STATED GOAL: List each line of the data that holds the word "исключить".

EXTRACTED RECORDS:
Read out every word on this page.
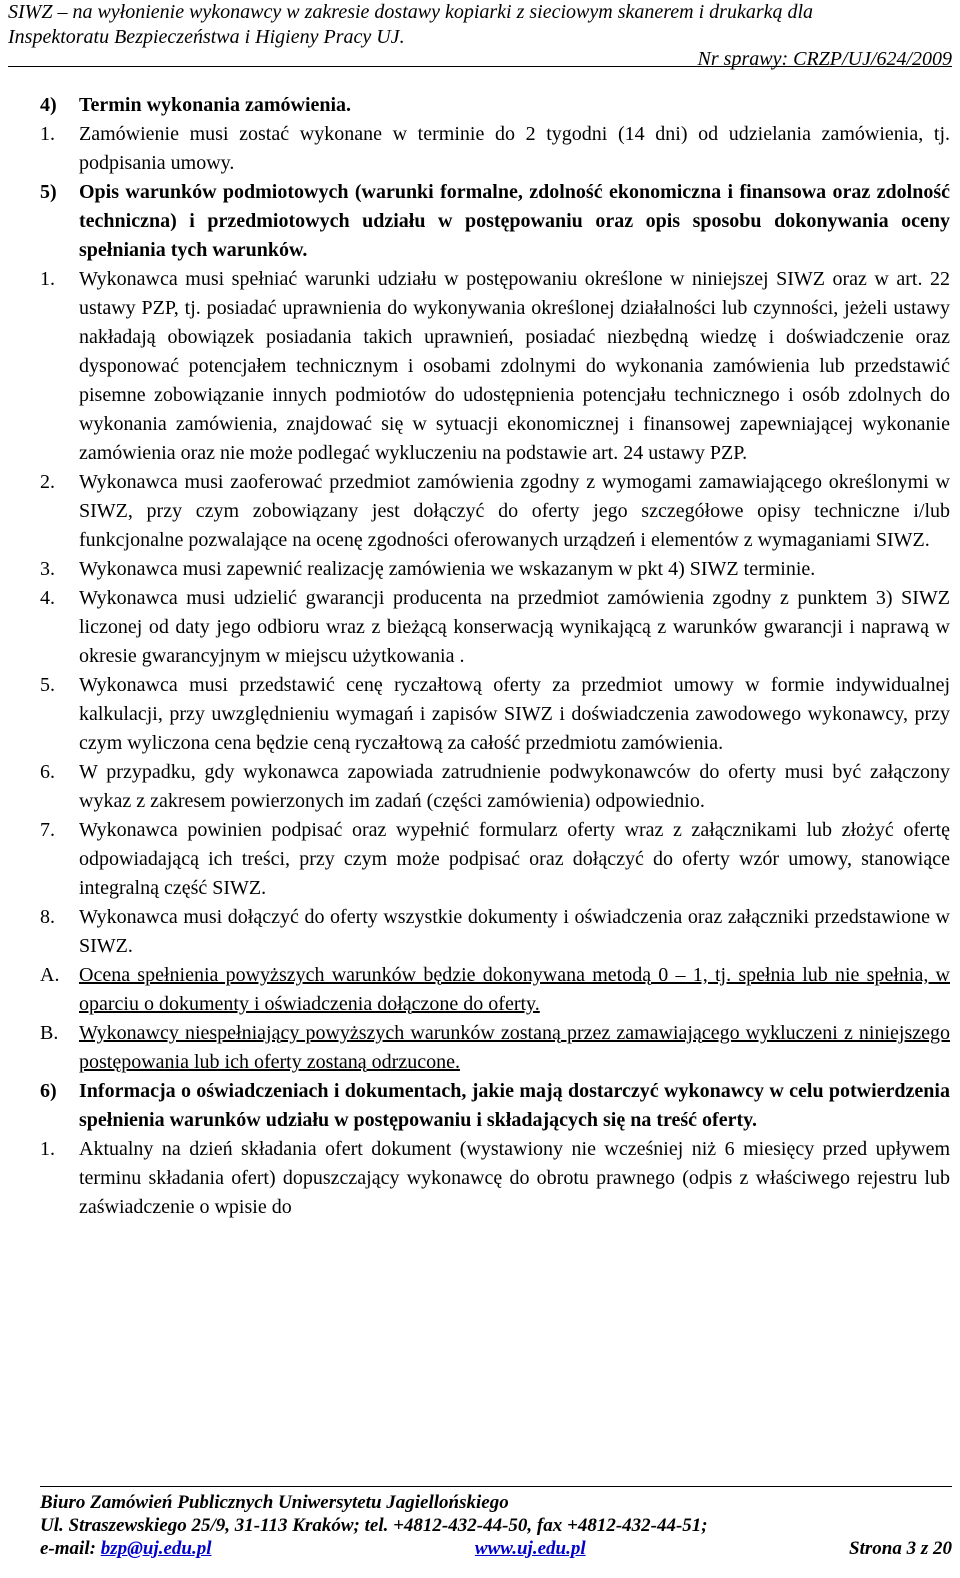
SIWZ – na wyłonienie wykonawcy w zakresie dostawy kopiarki z sieciowym skanerem i drukarką dla
Inspektoratu Bezpieczeństwa i Higieny Pracy UJ.
Nr sprawy: CRZP/UJ/624/2009
4) Termin wykonania zamówienia.
1. Zamówienie musi zostać wykonane w terminie do 2 tygodni (14 dni) od udzielania zamówienia, tj. podpisania umowy.
5) Opis warunków podmiotowych (warunki formalne, zdolność ekonomiczna i finansowa oraz zdolność techniczna) i przedmiotowych udziału w postępowaniu oraz opis sposobu dokonywania oceny spełniania tych warunków.
1. Wykonawca musi spełniać warunki udziału w postępowaniu określone w niniejszej SIWZ oraz w art. 22 ustawy PZP, tj. posiadać uprawnienia do wykonywania określonej działalności lub czynności, jeżeli ustawy nakładają obowiązek posiadania takich uprawnień, posiadać niezbędną wiedzę i doświadczenie oraz dysponować potencjałem technicznym i osobami zdolnymi do wykonania zamówienia lub przedstawić pisemne zobowiązanie innych podmiotów do udostępnienia potencjału technicznego i osób zdolnych do wykonania zamówienia, znajdować się w sytuacji ekonomicznej i finansowej zapewniającej wykonanie zamówienia oraz nie może podlegać wykluczeniu na podstawie art. 24 ustawy PZP.
2. Wykonawca musi zaoferować przedmiot zamówienia zgodny z wymogami zamawiającego określonymi w SIWZ, przy czym zobowiązany jest dołączyć do oferty jego szczegółowe opisy techniczne i/lub funkcjonalne pozwalające na ocenę zgodności oferowanych urządzeń i elementów z wymaganiami SIWZ.
3. Wykonawca musi zapewnić realizację zamówienia we wskazanym w pkt 4) SIWZ terminie.
4. Wykonawca musi udzielić gwarancji producenta na przedmiot zamówienia zgodny z punktem 3) SIWZ liczonej od daty jego odbioru wraz z bieżącą konserwacją wynikającą z warunków gwarancji i naprawą w okresie gwarancyjnym w miejscu użytkowania .
5. Wykonawca musi przedstawić cenę ryczałtową oferty za przedmiot umowy w formie indywidualnej kalkulacji, przy uwzględnieniu wymagań i zapisów SIWZ i doświadczenia zawodowego wykonawcy, przy czym wyliczona cena będzie ceną ryczałtową za całość przedmiotu zamówienia.
6. W przypadku, gdy wykonawca zapowiada zatrudnienie podwykonawców do oferty musi być załączony wykaz z zakresem powierzonych im zadań (części zamówienia) odpowiednio.
7. Wykonawca powinien podpisać oraz wypełnić formularz oferty wraz z załącznikami lub złożyć ofertę odpowiadającą ich treści, przy czym może podpisać oraz dołączyć do oferty wzór umowy, stanowiące integralną część SIWZ.
8. Wykonawca musi dołączyć do oferty wszystkie dokumenty i oświadczenia oraz załączniki przedstawione w SIWZ.
A. Ocena spełnienia powyższych warunków będzie dokonywana metodą 0 – 1, tj. spełnia lub nie spełnia, w oparciu o dokumenty i oświadczenia dołączone do oferty.
B. Wykonawcy niespełniający powyższych warunków zostaną przez zamawiającego wykluczeni z niniejszego postępowania lub ich oferty zostaną odrzucone.
6) Informacja o oświadczeniach i dokumentach, jakie mają dostarczyć wykonawcy w celu potwierdzenia spełnienia warunków udziału w postępowaniu i składających się na treść oferty.
1. Aktualny na dzień składania ofert dokument (wystawiony nie wcześniej niż 6 miesięcy przed upływem terminu składania ofert) dopuszczający wykonawcę do obrotu prawnego (odpis z właściwego rejestru lub zaświadczenie o wpisie do
Biuro Zamówień Publicznych Uniwersytetu Jagiellońskiego
Ul. Straszewskiego 25/9, 31-113 Kraków; tel. +4812-432-44-50, fax +4812-432-44-51;
e-mail: bzp@uj.edu.pl	www.uj.edu.pl	Strona 3 z 20
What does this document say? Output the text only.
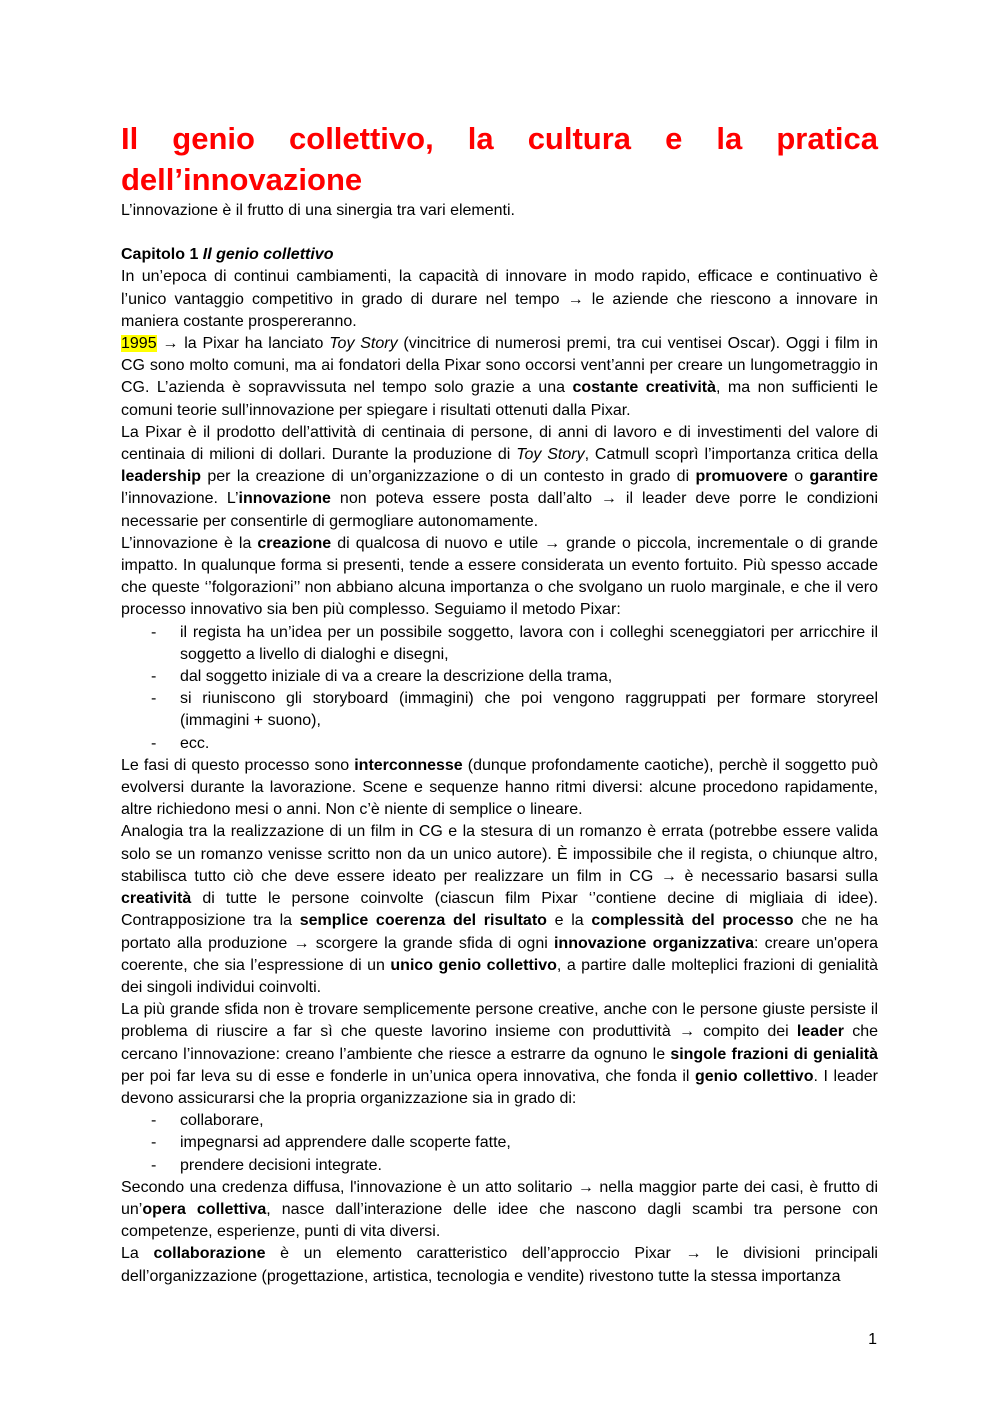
Il genio collettivo, la cultura e la pratica dell’innovazione

L’innovazione è il frutto di una sinergia tra vari elementi.

Capitolo 1 Il genio collettivo

In un’epoca di continui cambiamenti, la capacità di innovare in modo rapido, efficace e continuativo è l’unico vantaggio competitivo in grado di durare nel tempo → le aziende che riescono a innovare in maniera costante prospereranno.

1995 → la Pixar ha lanciato Toy Story (vincitrice di numerosi premi, tra cui ventisei Oscar). Oggi i film in CG sono molto comuni, ma ai fondatori della Pixar sono occorsi vent’anni per creare un lungometraggio in CG. L’azienda è sopravvissuta nel tempo solo grazie a una costante creatività, ma non sufficienti le comuni teorie sull’innovazione per spiegare i risultati ottenuti dalla Pixar.

La Pixar è il prodotto dell’attività di centinaia di persone, di anni di lavoro e di investimenti del valore di centinaia di milioni di dollari. Durante la produzione di Toy Story, Catmull scoprì l’importanza critica della leadership per la creazione di un’organizzazione o di un contesto in grado di promuovere o garantire l’innovazione. L’innovazione non poteva essere posta dall’alto → il leader deve porre le condizioni necessarie per consentirle di germogliare autonomamente.

L’innovazione è la creazione di qualcosa di nuovo e utile → grande o piccola, incrementale o di grande impatto. In qualunque forma si presenti, tende a essere considerata un evento fortuito. Più spesso accade che queste ‘’folgorazioni’’ non abbiano alcuna importanza o che svolgano un ruolo marginale, e che il vero processo innovativo sia ben più complesso. Seguiamo il metodo Pixar:

- il regista ha un’idea per un possibile soggetto, lavora con i colleghi sceneggiatori per arricchire il soggetto a livello di dialoghi e disegni,
- dal soggetto iniziale di va a creare la descrizione della trama,
- si riuniscono gli storyboard (immagini) che poi vengono raggruppati per formare storyreel (immagini + suono),
- ecc.

Le fasi di questo processo sono interconnesse (dunque profondamente caotiche), perchè il soggetto può evolversi durante la lavorazione. Scene e sequenze hanno ritmi diversi: alcune procedono rapidamente, altre richiedono mesi o anni. Non c’è niente di semplice o lineare.

Analogia tra la realizzazione di un film in CG e la stesura di un romanzo è errata (potrebbe essere valida solo se un romanzo venisse scritto non da un unico autore). È impossibile che il regista, o chiunque altro, stabilisca tutto ciò che deve essere ideato per realizzare un film in CG → è necessario basarsi sulla creatività di tutte le persone coinvolte (ciascun film Pixar ‘’contiene decine di migliaia di idee). Contrapposizione tra la semplice coerenza del risultato e la complessità del processo che ne ha portato alla produzione → scorgere la grande sfida di ogni innovazione organizzativa: creare un'opera coerente, che sia l’espressione di un unico genio collettivo, a partire dalle molteplici frazioni di genialità dei singoli individui coinvolti.

La più grande sfida non è trovare semplicemente persone creative, anche con le persone giuste persiste il problema di riuscire a far sì che queste lavorino insieme con produttività → compito dei leader che cercano l’innovazione: creano l’ambiente che riesce a estrarre da ognuno le singole frazioni di genialità per poi far leva su di esse e fonderle in un’unica opera innovativa, che fonda il genio collettivo. I leader devono assicurarsi che la propria organizzazione sia in grado di:

- collaborare,
- impegnarsi ad apprendere dalle scoperte fatte,
- prendere decisioni integrate.

Secondo una credenza diffusa, l'innovazione è un atto solitario → nella maggior parte dei casi, è frutto di un’opera collettiva, nasce dall’interazione delle idee che nascono dagli scambi tra persone con competenze, esperienze, punti di vita diversi.

La collaborazione è un elemento caratteristico dell’approccio Pixar → le divisioni principali dell’organizzazione (progettazione, artistica, tecnologia e vendite) rivestono tutte la stessa importanza

1
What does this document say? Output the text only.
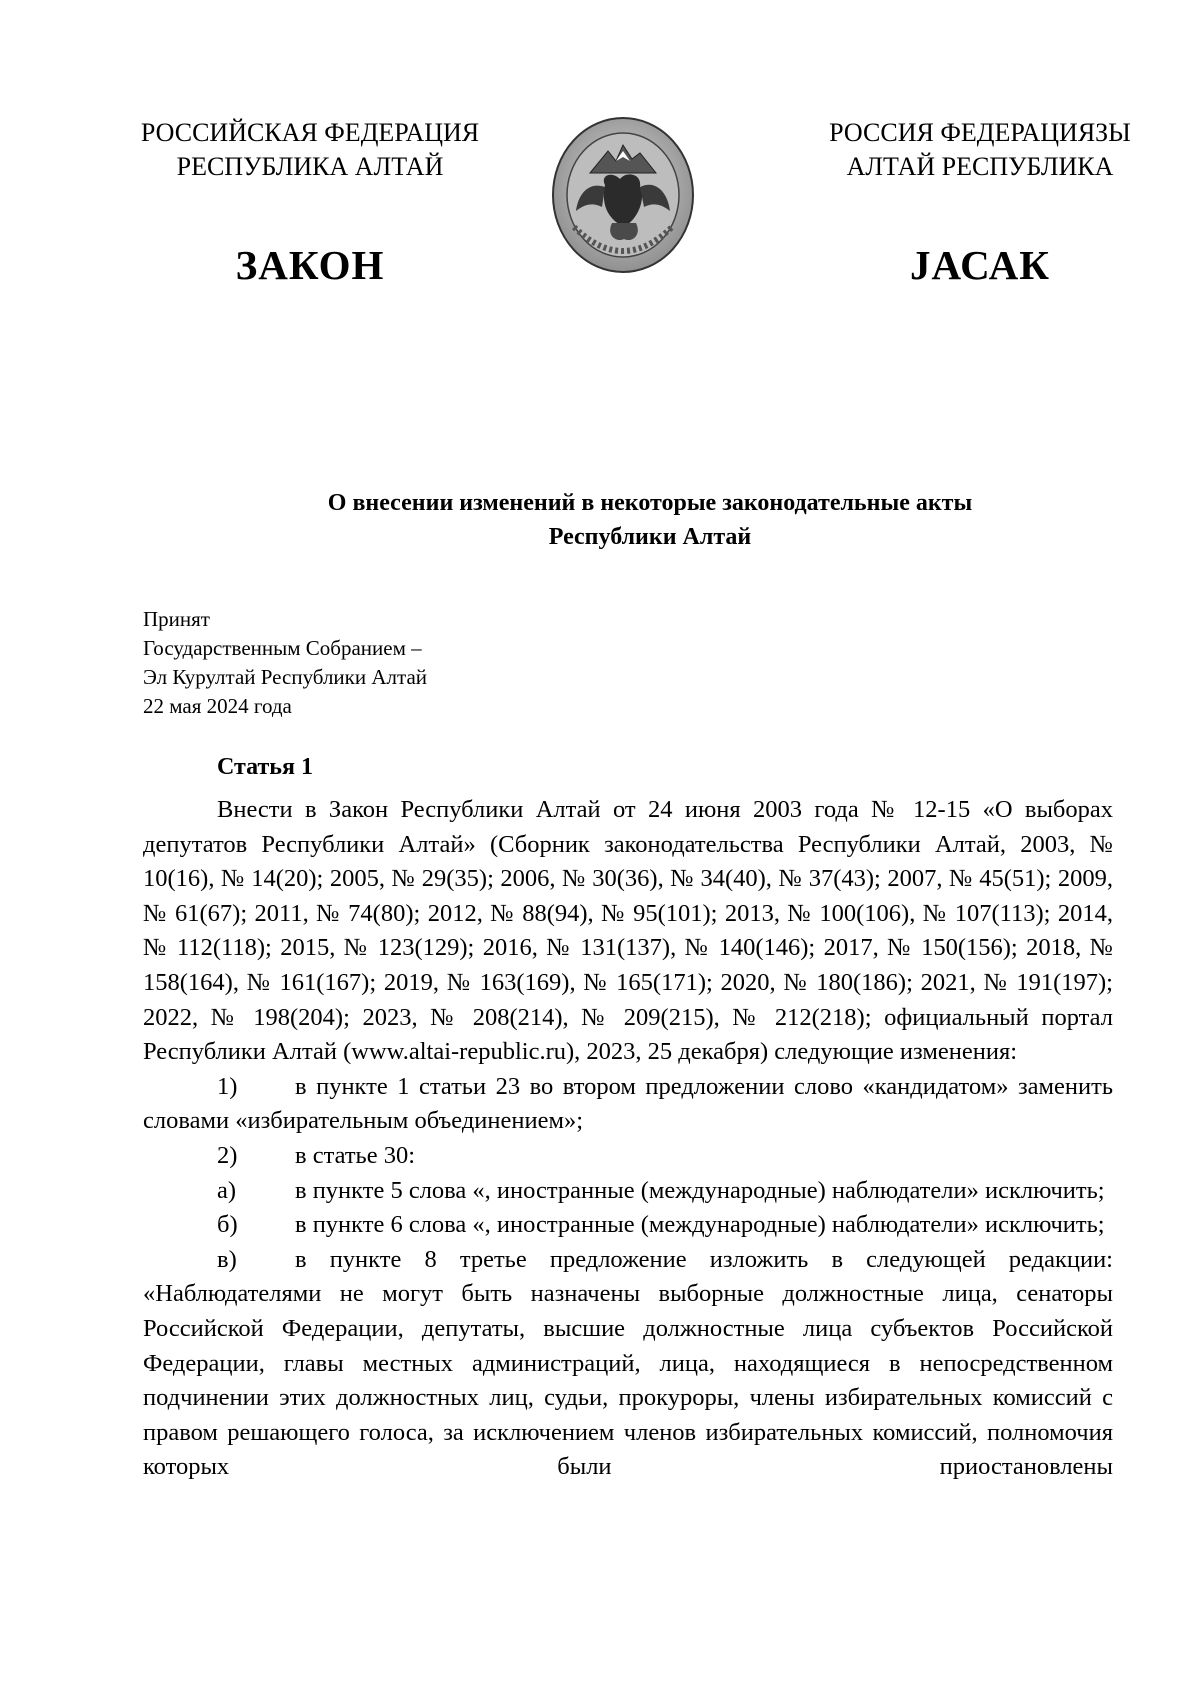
РОССИЙСКАЯ ФЕДЕРАЦИЯ
РЕСПУБЛИКА АЛТАЙ
ЗАКОН
РОССИЯ ФЕДЕРАЦИЯЗЫ
АЛТАЙ РЕСПУБЛИКА
ЈАСАК
О внесении изменений в некоторые законодательные акты
Республики Алтай
Принят
Государственным Собранием –
Эл Курултай Республики Алтай
22 мая 2024 года
Статья 1

Внести в Закон Республики Алтай от 24 июня 2003 года № 12-15 «О выборах депутатов Республики Алтай» (Сборник законодательства Республики Алтай, 2003, № 10(16), № 14(20); 2005, № 29(35); 2006, № 30(36), № 34(40), № 37(43); 2007, № 45(51); 2009, № 61(67); 2011, № 74(80); 2012, № 88(94), № 95(101); 2013, № 100(106), № 107(113); 2014, № 112(118); 2015, № 123(129); 2016, № 131(137), № 140(146); 2017, № 150(156); 2018, № 158(164), № 161(167); 2019, № 163(169), № 165(171); 2020, № 180(186); 2021, № 191(197); 2022, № 198(204); 2023, № 208(214), № 209(215), № 212(218); официальный портал Республики Алтай (www.altai-republic.ru), 2023, 25 декабря) следующие изменения:

1) в пункте 1 статьи 23 во втором предложении слово «кандидатом» заменить словами «избирательным объединением»;

2) в статье 30:

а) в пункте 5 слова «, иностранные (международные) наблюдатели» исключить;

б) в пункте 6 слова «, иностранные (международные) наблюдатели» исключить;

в) в пункте 8 третье предложение изложить в следующей редакции: «Наблюдателями не могут быть назначены выборные должностные лица, сенаторы Российской Федерации, депутаты, высшие должностные лица субъектов Российской Федерации, главы местных администраций, лица, находящиеся в непосредственном подчинении этих должностных лиц, судьи, прокуроры, члены избирательных комиссий с правом решающего голоса, за исключением членов избирательных комиссий, полномочия которых были приостановлены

ANSWER TO THE TASK:
а) в пункте 5 слова «, иностранные (международные) наблюдатели» исключить;
б) в пункте 6 слова «, иностранные (международные) наблюдатели» исключить;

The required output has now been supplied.